=== Section Start ===

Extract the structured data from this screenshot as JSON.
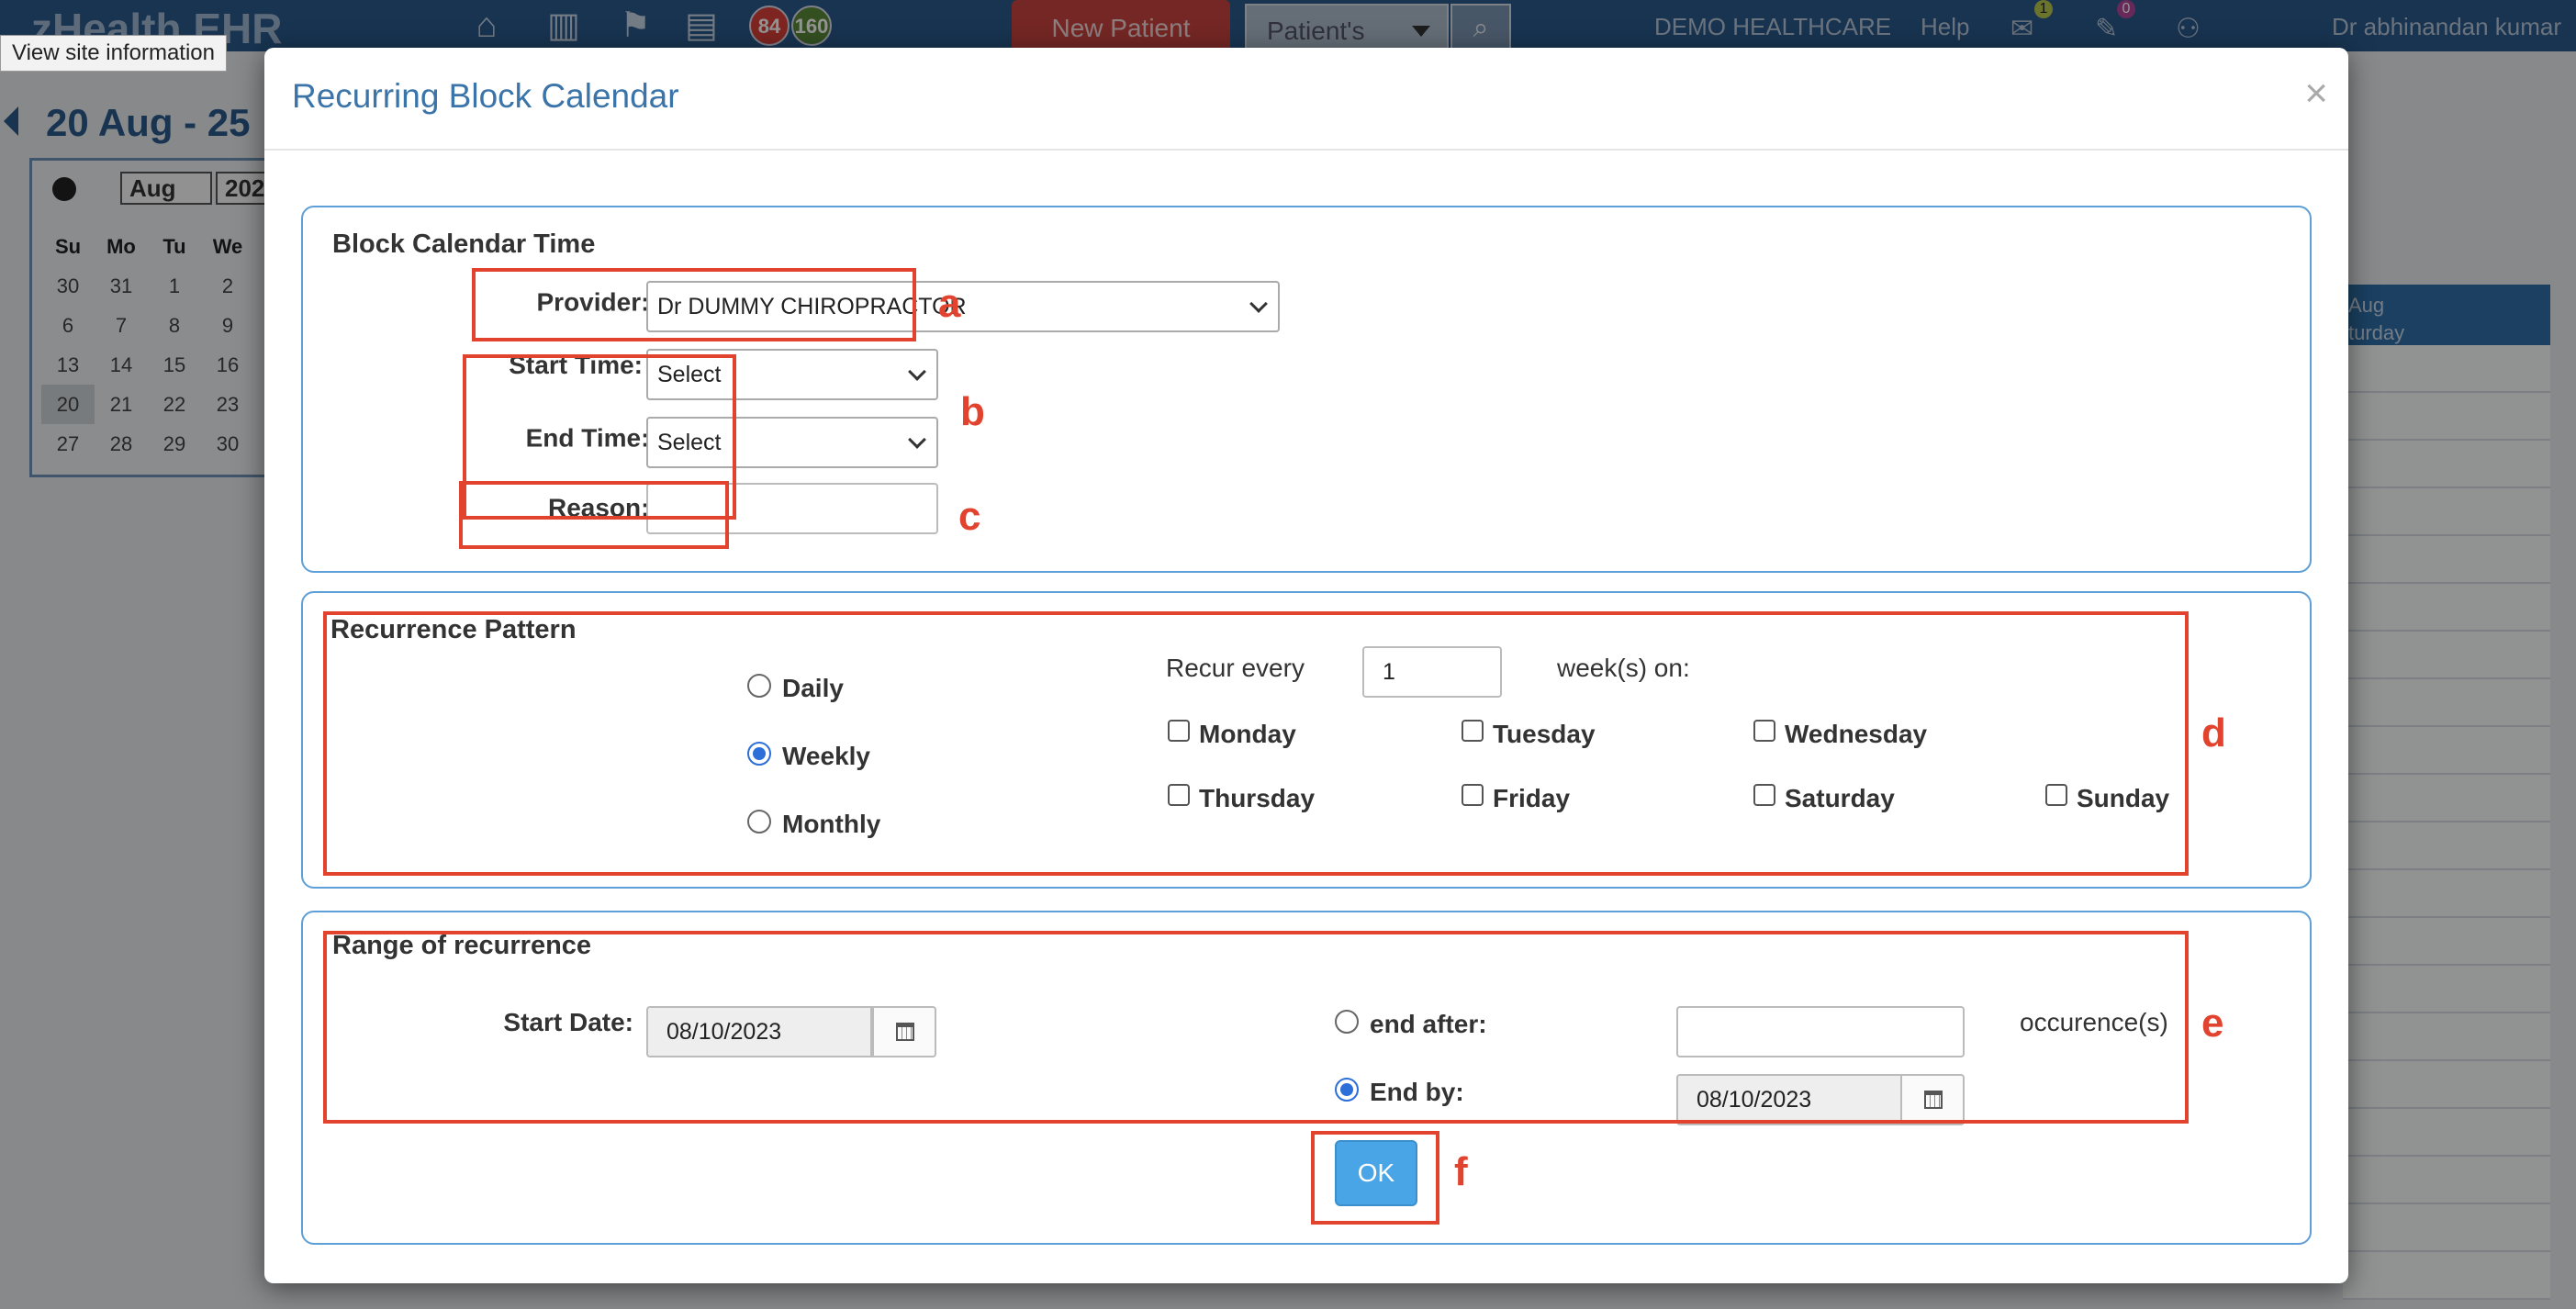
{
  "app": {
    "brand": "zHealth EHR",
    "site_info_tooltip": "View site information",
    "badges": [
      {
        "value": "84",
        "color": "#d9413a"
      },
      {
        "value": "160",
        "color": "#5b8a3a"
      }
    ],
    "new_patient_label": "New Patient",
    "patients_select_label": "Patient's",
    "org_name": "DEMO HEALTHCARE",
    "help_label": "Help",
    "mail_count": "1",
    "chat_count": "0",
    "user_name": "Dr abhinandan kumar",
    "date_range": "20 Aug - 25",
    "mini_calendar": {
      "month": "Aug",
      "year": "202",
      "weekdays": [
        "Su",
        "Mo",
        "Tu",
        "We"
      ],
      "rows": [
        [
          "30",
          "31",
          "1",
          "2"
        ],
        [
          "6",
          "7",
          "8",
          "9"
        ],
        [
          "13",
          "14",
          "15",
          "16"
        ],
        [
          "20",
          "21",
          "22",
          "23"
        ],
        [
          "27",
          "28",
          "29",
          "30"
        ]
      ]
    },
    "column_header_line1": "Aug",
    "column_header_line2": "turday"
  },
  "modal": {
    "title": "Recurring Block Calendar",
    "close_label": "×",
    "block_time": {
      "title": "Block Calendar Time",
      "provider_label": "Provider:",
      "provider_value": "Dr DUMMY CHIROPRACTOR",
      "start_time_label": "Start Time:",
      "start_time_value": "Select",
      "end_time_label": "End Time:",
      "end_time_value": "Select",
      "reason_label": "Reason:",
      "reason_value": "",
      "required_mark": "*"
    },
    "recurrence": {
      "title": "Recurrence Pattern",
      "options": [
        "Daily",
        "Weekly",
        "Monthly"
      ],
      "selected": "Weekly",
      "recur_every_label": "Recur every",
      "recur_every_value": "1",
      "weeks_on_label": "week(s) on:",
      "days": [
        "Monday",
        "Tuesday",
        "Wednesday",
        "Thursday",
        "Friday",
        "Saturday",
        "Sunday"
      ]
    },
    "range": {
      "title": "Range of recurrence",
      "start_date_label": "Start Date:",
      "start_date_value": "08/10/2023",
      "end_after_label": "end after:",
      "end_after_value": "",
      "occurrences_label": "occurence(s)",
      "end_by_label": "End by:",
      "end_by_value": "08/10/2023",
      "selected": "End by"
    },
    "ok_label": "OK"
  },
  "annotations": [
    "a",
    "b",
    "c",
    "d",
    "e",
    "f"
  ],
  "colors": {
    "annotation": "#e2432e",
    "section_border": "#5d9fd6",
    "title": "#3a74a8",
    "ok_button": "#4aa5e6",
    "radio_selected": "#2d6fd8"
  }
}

=== Section End ===
=== Section Start ===

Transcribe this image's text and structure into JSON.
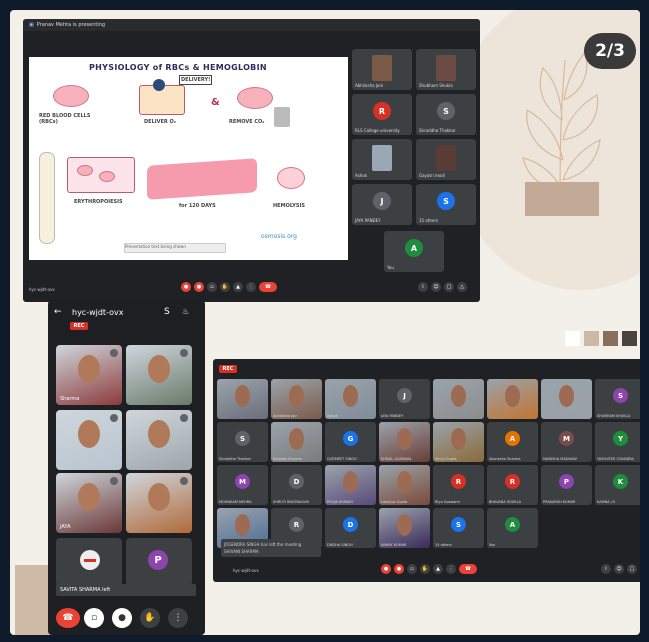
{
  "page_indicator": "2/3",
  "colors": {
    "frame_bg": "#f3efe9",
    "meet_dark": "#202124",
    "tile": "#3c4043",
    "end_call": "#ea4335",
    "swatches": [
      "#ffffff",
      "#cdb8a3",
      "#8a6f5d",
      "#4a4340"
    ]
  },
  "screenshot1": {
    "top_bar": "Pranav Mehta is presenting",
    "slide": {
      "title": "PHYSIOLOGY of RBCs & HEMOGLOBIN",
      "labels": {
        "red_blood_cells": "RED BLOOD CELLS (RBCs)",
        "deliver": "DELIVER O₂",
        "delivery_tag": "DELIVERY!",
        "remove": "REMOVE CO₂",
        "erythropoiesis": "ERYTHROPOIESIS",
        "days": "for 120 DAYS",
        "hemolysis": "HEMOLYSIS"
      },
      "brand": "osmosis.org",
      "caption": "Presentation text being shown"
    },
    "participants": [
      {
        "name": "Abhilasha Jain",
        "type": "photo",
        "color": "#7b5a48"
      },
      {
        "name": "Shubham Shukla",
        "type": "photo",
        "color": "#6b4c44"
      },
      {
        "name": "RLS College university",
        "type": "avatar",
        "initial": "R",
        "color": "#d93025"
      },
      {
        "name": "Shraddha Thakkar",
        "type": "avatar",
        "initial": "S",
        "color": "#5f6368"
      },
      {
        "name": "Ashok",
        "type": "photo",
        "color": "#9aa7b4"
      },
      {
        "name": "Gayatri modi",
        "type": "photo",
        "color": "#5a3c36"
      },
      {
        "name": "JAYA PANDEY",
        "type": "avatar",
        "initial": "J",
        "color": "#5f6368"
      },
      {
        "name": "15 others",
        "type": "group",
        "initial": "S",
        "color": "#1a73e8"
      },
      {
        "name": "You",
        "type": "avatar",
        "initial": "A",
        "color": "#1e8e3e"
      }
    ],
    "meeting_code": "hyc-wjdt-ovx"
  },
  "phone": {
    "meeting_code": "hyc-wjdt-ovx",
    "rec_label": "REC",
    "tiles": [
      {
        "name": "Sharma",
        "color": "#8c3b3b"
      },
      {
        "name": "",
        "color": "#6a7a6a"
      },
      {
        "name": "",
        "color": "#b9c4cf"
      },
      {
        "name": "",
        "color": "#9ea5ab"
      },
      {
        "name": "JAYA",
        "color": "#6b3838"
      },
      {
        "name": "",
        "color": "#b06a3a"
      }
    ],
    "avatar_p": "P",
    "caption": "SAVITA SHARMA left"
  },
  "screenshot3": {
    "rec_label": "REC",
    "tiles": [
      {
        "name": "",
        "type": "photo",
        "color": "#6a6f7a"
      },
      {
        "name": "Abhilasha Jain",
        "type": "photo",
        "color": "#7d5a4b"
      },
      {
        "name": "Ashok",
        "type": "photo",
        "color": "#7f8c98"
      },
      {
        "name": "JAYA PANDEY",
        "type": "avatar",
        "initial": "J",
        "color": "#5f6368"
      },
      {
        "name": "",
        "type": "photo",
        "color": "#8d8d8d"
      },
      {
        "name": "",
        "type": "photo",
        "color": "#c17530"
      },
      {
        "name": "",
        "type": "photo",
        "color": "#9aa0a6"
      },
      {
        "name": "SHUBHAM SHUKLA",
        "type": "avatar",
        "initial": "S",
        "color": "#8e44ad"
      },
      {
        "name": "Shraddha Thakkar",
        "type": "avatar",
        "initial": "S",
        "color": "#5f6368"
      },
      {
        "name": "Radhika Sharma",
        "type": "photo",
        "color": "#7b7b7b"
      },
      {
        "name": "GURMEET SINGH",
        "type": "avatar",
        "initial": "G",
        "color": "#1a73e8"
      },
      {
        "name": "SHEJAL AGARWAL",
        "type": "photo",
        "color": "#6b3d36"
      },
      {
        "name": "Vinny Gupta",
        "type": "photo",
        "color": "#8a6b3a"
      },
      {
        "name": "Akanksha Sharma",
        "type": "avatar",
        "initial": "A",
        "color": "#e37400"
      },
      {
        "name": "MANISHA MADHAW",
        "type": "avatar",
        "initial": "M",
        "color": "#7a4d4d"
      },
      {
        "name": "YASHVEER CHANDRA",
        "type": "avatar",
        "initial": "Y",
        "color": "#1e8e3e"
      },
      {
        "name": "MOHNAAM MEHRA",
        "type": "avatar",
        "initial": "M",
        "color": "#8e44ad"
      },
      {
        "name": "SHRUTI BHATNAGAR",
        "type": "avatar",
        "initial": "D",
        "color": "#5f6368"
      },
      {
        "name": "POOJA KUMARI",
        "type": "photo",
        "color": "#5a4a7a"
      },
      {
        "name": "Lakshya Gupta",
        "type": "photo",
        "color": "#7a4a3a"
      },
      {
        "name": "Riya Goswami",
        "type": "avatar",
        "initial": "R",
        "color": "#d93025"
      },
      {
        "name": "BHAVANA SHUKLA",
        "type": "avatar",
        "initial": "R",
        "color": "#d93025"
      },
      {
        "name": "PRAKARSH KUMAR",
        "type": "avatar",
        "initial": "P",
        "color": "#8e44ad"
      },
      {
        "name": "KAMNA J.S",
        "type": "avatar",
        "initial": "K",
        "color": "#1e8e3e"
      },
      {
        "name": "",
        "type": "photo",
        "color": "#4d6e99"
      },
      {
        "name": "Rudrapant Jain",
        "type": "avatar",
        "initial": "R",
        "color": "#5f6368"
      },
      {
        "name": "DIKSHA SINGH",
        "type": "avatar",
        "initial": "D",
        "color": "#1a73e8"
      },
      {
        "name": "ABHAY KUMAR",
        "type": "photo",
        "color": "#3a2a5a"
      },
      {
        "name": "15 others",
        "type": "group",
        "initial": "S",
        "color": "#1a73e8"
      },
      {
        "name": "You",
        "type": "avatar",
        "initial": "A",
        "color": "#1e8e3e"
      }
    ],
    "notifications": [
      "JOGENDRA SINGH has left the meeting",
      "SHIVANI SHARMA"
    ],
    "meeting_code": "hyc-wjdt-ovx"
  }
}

=== Section End ===

▸ Exercise brief
Scan the data above for the word "this", then copy every line that holds it.

▸ Answer to the exercise
Extract the structured data from this screenshot as JSON.
Transcribe this image's text and structure into JSON.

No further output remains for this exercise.